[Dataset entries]
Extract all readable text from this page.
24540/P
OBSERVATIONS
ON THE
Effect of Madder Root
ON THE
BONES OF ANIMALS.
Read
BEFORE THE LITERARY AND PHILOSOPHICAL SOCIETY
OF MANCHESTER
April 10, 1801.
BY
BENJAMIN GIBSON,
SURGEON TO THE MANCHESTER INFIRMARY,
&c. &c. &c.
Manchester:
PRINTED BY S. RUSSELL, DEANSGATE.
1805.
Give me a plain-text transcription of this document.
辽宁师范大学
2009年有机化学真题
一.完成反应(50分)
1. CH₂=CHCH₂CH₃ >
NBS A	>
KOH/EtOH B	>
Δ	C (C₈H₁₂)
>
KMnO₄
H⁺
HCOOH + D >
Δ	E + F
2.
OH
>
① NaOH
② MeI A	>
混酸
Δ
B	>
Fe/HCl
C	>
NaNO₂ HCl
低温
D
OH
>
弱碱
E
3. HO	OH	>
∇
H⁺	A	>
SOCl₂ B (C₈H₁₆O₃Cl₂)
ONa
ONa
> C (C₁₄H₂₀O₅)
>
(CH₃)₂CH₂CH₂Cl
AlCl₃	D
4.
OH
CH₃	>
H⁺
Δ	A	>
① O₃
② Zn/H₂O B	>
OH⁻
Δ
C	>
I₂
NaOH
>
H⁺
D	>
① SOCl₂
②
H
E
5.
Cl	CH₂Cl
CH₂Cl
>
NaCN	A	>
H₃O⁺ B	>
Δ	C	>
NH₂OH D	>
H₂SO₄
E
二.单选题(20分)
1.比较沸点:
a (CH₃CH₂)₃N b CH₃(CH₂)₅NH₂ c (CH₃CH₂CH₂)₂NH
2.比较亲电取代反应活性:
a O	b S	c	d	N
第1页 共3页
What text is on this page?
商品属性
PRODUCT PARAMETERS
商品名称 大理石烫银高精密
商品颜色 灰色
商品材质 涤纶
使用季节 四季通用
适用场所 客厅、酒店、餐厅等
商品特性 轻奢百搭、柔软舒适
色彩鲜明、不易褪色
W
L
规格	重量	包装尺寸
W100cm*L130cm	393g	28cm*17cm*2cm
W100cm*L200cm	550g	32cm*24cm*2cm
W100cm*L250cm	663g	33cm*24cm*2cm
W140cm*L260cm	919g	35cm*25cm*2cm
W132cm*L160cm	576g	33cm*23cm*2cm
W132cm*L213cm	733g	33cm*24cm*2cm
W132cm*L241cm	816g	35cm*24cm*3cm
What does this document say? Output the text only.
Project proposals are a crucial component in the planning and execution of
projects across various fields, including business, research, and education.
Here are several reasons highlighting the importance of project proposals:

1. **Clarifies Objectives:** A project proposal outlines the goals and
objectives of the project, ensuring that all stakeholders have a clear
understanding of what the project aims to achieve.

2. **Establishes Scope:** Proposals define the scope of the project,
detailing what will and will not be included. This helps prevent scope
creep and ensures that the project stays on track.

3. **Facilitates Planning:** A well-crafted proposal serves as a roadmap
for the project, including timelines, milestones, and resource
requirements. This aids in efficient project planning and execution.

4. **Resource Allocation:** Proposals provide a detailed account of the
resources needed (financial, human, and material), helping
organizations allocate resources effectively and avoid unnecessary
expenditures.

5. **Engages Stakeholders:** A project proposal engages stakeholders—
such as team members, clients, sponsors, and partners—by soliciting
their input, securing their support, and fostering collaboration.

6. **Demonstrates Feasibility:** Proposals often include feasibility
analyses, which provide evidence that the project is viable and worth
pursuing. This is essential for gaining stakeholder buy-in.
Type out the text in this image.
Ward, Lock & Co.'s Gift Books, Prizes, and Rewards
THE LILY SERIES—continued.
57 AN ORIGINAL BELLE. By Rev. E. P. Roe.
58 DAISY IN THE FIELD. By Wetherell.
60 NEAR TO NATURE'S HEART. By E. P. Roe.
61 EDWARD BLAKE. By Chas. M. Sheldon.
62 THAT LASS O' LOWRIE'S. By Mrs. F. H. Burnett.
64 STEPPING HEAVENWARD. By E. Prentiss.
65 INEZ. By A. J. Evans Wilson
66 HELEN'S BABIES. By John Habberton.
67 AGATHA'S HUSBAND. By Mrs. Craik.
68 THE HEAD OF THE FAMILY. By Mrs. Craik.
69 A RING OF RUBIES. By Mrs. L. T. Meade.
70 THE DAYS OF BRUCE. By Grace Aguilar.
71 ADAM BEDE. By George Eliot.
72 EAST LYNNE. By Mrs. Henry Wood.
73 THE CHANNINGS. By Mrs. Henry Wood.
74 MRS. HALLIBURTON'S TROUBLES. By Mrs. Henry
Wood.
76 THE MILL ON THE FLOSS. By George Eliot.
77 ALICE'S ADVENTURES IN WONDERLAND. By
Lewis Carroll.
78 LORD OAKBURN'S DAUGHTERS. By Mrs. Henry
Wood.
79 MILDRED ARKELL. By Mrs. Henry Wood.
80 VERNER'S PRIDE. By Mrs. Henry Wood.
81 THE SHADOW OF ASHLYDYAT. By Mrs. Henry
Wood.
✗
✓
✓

• **EXERCISE DETAILS**
Can you give every line above again, exactly as written?

• **EXERCISE RESULT**
Extract all readable text from this page.
24540/P
OBSERVATIONS
ON THE
Effect of Madder Root
ON THE
BONES OF ANIMALS.
Read
BEFORE THE LITERARY AND PHILOSOPHICAL SOCIETY
OF MANCHESTER
April 10, 1801.
BY
BENJAMIN GIBSON,
SURGEON TO THE MANCHESTER INFIRMARY,
&c. &c. &c.
Manchester:
PRINTED BY S. RUSSELL, DEANSGATE.
1805.
Give me a plain-text transcription of this document.
辽宁师范大学
2009年有机化学真题
一.完成反应(50分)
1. CH₂=CHCH₂CH₃ >
NBS A	>
KOH/EtOH B	>
Δ	C (C₈H₁₂)
>
KMnO₄
H⁺
HCOOH + D >
Δ	E + F
2.
OH
>
① NaOH
② MeI A	>
混酸
Δ
B	>
Fe/HCl
C	>
NaNO₂ HCl
低温
D
OH
>
弱碱
E
3. HO	OH	>
∇
H⁺	A	>
SOCl₂ B (C₈H₁₆O₃Cl₂)
ONa
ONa
> C (C₁₄H₂₀O₅)
>
(CH₃)₂CH₂CH₂Cl
AlCl₃	D
4.
OH
CH₃	>
H⁺
Δ	A	>
① O₃
② Zn/H₂O B	>
OH⁻
Δ
C	>
I₂
NaOH
>
H⁺
D	>
① SOCl₂
②
H
E
5.
Cl	CH₂Cl
CH₂Cl
>
NaCN	A	>
H₃O⁺ B	>
Δ	C	>
NH₂OH D	>
H₂SO₄
E
二.单选题(20分)
1.比较沸点:
a (CH₃CH₂)₃N b CH₃(CH₂)₅NH₂ c (CH₃CH₂CH₂)₂NH
2.比较亲电取代反应活性:
a O	b S	c	d	N
第1页 共3页
What text is on this page?
商品属性
PRODUCT PARAMETERS
商品名称 大理石烫银高精密
商品颜色 灰色
商品材质 涤纶
使用季节 四季通用
适用场所 客厅、酒店、餐厅等
商品特性 轻奢百搭、柔软舒适
色彩鲜明、不易褪色
W
L
规格	重量	包装尺寸
W100cm*L130cm	393g	28cm*17cm*2cm
W100cm*L200cm	550g	32cm*24cm*2cm
W100cm*L250cm	663g	33cm*24cm*2cm
W140cm*L260cm	919g	35cm*25cm*2cm
W132cm*L160cm	576g	33cm*23cm*2cm
W132cm*L213cm	733g	33cm*24cm*2cm
W132cm*L241cm	816g	35cm*24cm*3cm
What does this document say? Output the text only.
Project proposals are a crucial component in the planning and execution of
projects across various fields, including business, research, and education.
Here are several reasons highlighting the importance of project proposals:

1. **Clarifies Objectives:** A project proposal outlines the goals and
objectives of the project, ensuring that all stakeholders have a clear
understanding of what the project aims to achieve.

2. **Establishes Scope:** Proposals define the scope of the project,
detailing what will and will not be included. This helps prevent scope
creep and ensures that the project stays on track.

3. **Facilitates Planning:** A well-crafted proposal serves as a roadmap
for the project, including timelines, milestones, and resource
requirements. This aids in efficient project planning and execution.

4. **Resource Allocation:** Proposals provide a detailed account of the
resources needed (financial, human, and material), helping
organizations allocate resources effectively and avoid unnecessary
expenditures.

5. **Engages Stakeholders:** A project proposal engages stakeholders—
such as team members, clients, sponsors, and partners—by soliciting
their input, securing their support, and fostering collaboration.

6. **Demonstrates Feasibility:** Proposals often include feasibility
analyses, which provide evidence that the project is viable and worth
pursuing. This is essential for gaining stakeholder buy-in.
Type out the text in this image.
Ward, Lock & Co.'s Gift Books, Prizes, and Rewards
THE LILY SERIES—continued.
57 AN ORIGINAL BELLE. By Rev. E. P. Roe.
58 DAISY IN THE FIELD. By Wetherell.
60 NEAR TO NATURE'S HEART. By E. P. Roe.
61 EDWARD BLAKE. By Chas. M. Sheldon.
62 THAT LASS O' LOWRIE'S. By Mrs. F. H. Burnett.
64 STEPPING HEAVENWARD. By E. Prentiss.
65 INEZ. By A. J. Evans Wilson
66 HELEN'S BABIES. By John Habberton.
67 AGATHA'S HUSBAND. By Mrs. Craik.
68 THE HEAD OF THE FAMILY. By Mrs. Craik.
69 A RING OF RUBIES. By Mrs. L. T. Meade.
70 THE DAYS OF BRUCE. By Grace Aguilar.
71 ADAM BEDE. By George Eliot.
72 EAST LYNNE. By Mrs. Henry Wood.
73 THE CHANNINGS. By Mrs. Henry Wood.
74 MRS. HALLIBURTON'S TROUBLES. By Mrs. Henry
Wood.
76 THE MILL ON THE FLOSS. By George Eliot.
77 ALICE'S ADVENTURES IN WONDERLAND. By
Lewis Carroll.
78 LORD OAKBURN'S DAUGHTERS. By Mrs. Henry
Wood.
79 MILDRED ARKELL. By Mrs. Henry Wood.
80 VERNER'S PRIDE. By Mrs. Henry Wood.
81 THE SHADOW OF ASHLYDYAT. By Mrs. Henry
Wood.
✗
✓
✓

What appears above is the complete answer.